-- BEGIN Given data --
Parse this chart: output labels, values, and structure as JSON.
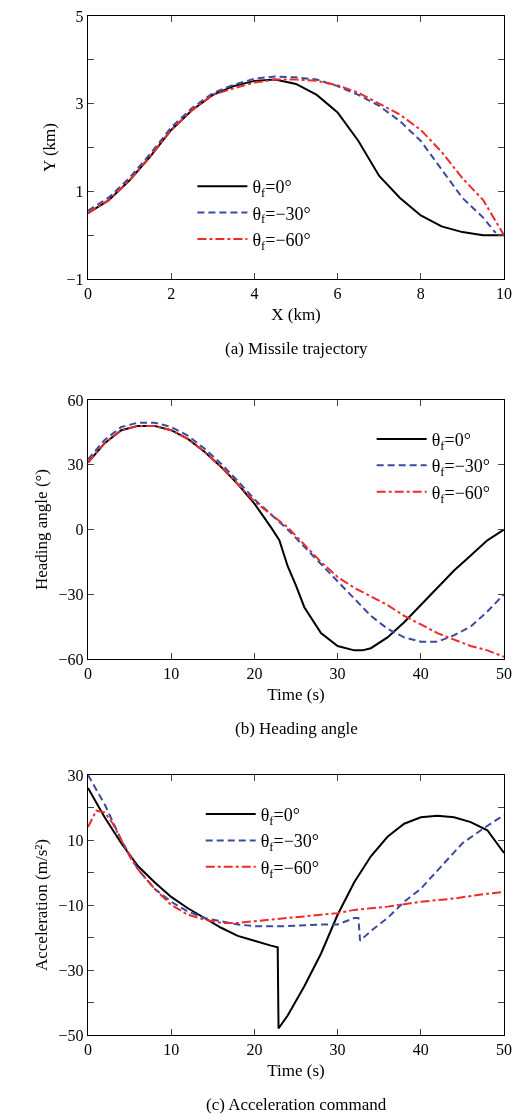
{
  "chart_data": [
    {
      "type": "line",
      "xlabel": "X (km)",
      "ylabel": "Y (km)",
      "annotations": [
        "(a) Missile trajectory"
      ],
      "xlim": [
        0,
        10
      ],
      "xticks": [
        0,
        2,
        4,
        6,
        8,
        10
      ],
      "ylim": [
        -1,
        5
      ],
      "yticks": [
        -1,
        {
          "value": 0,
          "label": null
        },
        1,
        {
          "value": 2,
          "label": null
        },
        3,
        {
          "value": 4,
          "label": null
        },
        5
      ],
      "grid": false,
      "legend": "bottom center",
      "marker": "none",
      "series": [
        {
          "name": "θ$_{f}$=0°",
          "color": "#000000",
          "line_style": "solid",
          "x": [
            0,
            0.5,
            1,
            1.5,
            2,
            2.5,
            3,
            3.5,
            4,
            4.5,
            5,
            5.5,
            6,
            6.5,
            7,
            7.5,
            8,
            8.5,
            9,
            9.5,
            10
          ],
          "values": [
            0.5,
            0.8,
            1.25,
            1.8,
            2.4,
            2.85,
            3.2,
            3.4,
            3.52,
            3.55,
            3.45,
            3.2,
            2.8,
            2.15,
            1.35,
            0.85,
            0.45,
            0.2,
            0.07,
            0,
            0
          ]
        },
        {
          "name": "θ$_{f}$=−30°",
          "color": "#3a4ba0",
          "line_style": "dashed",
          "x": [
            0,
            0.5,
            1,
            1.5,
            2,
            2.5,
            3,
            3.5,
            4,
            4.5,
            5,
            5.5,
            6,
            6.5,
            7,
            7.5,
            8,
            8.5,
            9,
            9.5,
            9.8
          ],
          "values": [
            0.56,
            0.86,
            1.31,
            1.86,
            2.46,
            2.9,
            3.24,
            3.43,
            3.57,
            3.62,
            3.6,
            3.55,
            3.4,
            3.2,
            2.95,
            2.6,
            2.15,
            1.5,
            0.85,
            0.4,
            0.05
          ]
        },
        {
          "name": "θ$_{f}$=−60°",
          "color": "#ee2a2a",
          "line_style": "dashdot",
          "x": [
            0,
            0.5,
            1,
            1.5,
            2,
            2.5,
            3,
            3.5,
            4,
            4.5,
            5,
            5.5,
            6,
            6.5,
            7,
            7.5,
            8,
            8.5,
            9,
            9.5,
            9.75,
            10
          ],
          "values": [
            0.5,
            0.8,
            1.25,
            1.8,
            2.4,
            2.85,
            3.2,
            3.35,
            3.48,
            3.55,
            3.55,
            3.52,
            3.42,
            3.25,
            3.0,
            2.75,
            2.4,
            1.9,
            1.3,
            0.8,
            0.4,
            0
          ]
        }
      ]
    },
    {
      "type": "line",
      "xlabel": "Time (s)",
      "ylabel": "Heading angle (°)",
      "annotations": [
        "(b) Heading angle"
      ],
      "xlim": [
        0,
        50
      ],
      "xticks": [
        0,
        10,
        20,
        30,
        40,
        50
      ],
      "ylim": [
        -60,
        60
      ],
      "yticks": [
        -60,
        -30,
        0,
        30,
        60
      ],
      "grid": false,
      "legend": "top right",
      "marker": "none",
      "series": [
        {
          "name": "θ$_{f}$=0°",
          "color": "#000000",
          "line_style": "solid",
          "x": [
            0,
            2,
            4,
            6,
            8,
            10,
            12,
            14,
            16,
            18,
            20,
            22,
            23,
            24,
            25,
            26,
            28,
            30,
            32,
            33,
            34,
            36,
            38,
            40,
            42,
            44,
            46,
            48,
            50
          ],
          "values": [
            31,
            40,
            46,
            48,
            48,
            46,
            42,
            36,
            29,
            21,
            12,
            1,
            -5,
            -17,
            -26,
            -36,
            -48,
            -54,
            -56,
            -56,
            -55,
            -50,
            -43,
            -35,
            -27,
            -19,
            -12,
            -5,
            0
          ]
        },
        {
          "name": "θ$_{f}$=−30°",
          "color": "#3a4ba0",
          "line_style": "dashed",
          "x": [
            0,
            2,
            4,
            6,
            8,
            10,
            12,
            14,
            16,
            18,
            20,
            22,
            24,
            26,
            28,
            30,
            32,
            34,
            36,
            38,
            40,
            42,
            44,
            46,
            48,
            50
          ],
          "values": [
            32.5,
            41.5,
            47.5,
            49.5,
            49.5,
            47.5,
            43.5,
            37.5,
            30.5,
            22.5,
            14,
            7,
            0,
            -8,
            -16,
            -24,
            -32,
            -40,
            -46,
            -50,
            -52,
            -52,
            -49,
            -45,
            -38,
            -30
          ]
        },
        {
          "name": "θ$_{f}$=−60°",
          "color": "#ee2a2a",
          "line_style": "dashdot",
          "x": [
            0,
            2,
            4,
            6,
            8,
            10,
            12,
            14,
            16,
            18,
            20,
            22,
            24,
            26,
            28,
            30,
            32,
            34,
            36,
            38,
            40,
            42,
            44,
            46,
            48,
            50
          ],
          "values": [
            31,
            40,
            46,
            48,
            48,
            46,
            42,
            36,
            29,
            21,
            13,
            7,
            1,
            -7,
            -15,
            -22,
            -27,
            -31,
            -35,
            -40,
            -44,
            -48,
            -51,
            -54,
            -56,
            -59
          ]
        }
      ]
    },
    {
      "type": "line",
      "xlabel": "Time (s)",
      "ylabel": "Acceleration (m/s²)",
      "annotations": [
        "(c) Acceleration command"
      ],
      "xlim": [
        0,
        50
      ],
      "xticks": [
        0,
        10,
        20,
        30,
        40,
        50
      ],
      "ylim": [
        -50,
        30
      ],
      "yticks": [
        -50,
        {
          "value": -40,
          "label": null
        },
        -30,
        {
          "value": -20,
          "label": null
        },
        -10,
        {
          "value": 0,
          "label": null
        },
        10,
        {
          "value": 20,
          "label": null
        },
        30
      ],
      "grid": false,
      "legend": "top center",
      "marker": "none",
      "series": [
        {
          "name": "θ$_{f}$=0°",
          "color": "#000000",
          "line_style": "solid",
          "x": [
            0,
            2,
            4,
            6,
            8,
            10,
            12,
            14,
            16,
            18,
            20,
            22,
            22.8,
            22.9,
            24,
            26,
            28,
            30,
            32,
            34,
            36,
            38,
            40,
            42,
            44,
            46,
            48,
            50
          ],
          "values": [
            26,
            17,
            9,
            2,
            -3,
            -7.5,
            -11,
            -14,
            -17,
            -19.5,
            -21,
            -22.5,
            -23,
            -48,
            -44,
            -35,
            -25,
            -13,
            -3,
            5,
            11,
            15,
            17,
            17.5,
            17,
            15.5,
            13,
            6
          ]
        },
        {
          "name": "θ$_{f}$=−30°",
          "color": "#3a4ba0",
          "line_style": "dashed",
          "x": [
            0,
            2,
            4,
            6,
            8,
            10,
            12,
            14,
            16,
            18,
            20,
            24,
            28,
            30,
            32,
            32.5,
            32.7,
            34,
            36,
            38,
            40,
            42.5,
            45,
            47.5,
            50
          ],
          "values": [
            30,
            21,
            10,
            1,
            -5,
            -9,
            -12,
            -14,
            -15,
            -16,
            -16.5,
            -16.5,
            -16,
            -16,
            -14,
            -14,
            -21,
            -18,
            -14,
            -9,
            -5,
            2,
            9,
            13.5,
            17.7
          ]
        },
        {
          "name": "θ$_{f}$=−60°",
          "color": "#ee2a2a",
          "line_style": "dashdot",
          "x": [
            0,
            1,
            2,
            3,
            4,
            5,
            6,
            8,
            10,
            12,
            14,
            16,
            18,
            20,
            22,
            24,
            26,
            28,
            30,
            32,
            34,
            36,
            40,
            44,
            48,
            50
          ],
          "values": [
            14,
            19,
            18.5,
            15,
            10,
            5,
            1,
            -5,
            -10,
            -13,
            -14.5,
            -15.5,
            -15.5,
            -15,
            -14.5,
            -14,
            -13.5,
            -13,
            -12.5,
            -11.5,
            -11,
            -10.5,
            -9,
            -8,
            -6.5,
            -6
          ]
        }
      ]
    }
  ]
}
-- END Given data --
## What the exercise asks
From the data above, copy each line where the string "center" appears.

## Output below
      "legend": "bottom center",
      "legend": "top center",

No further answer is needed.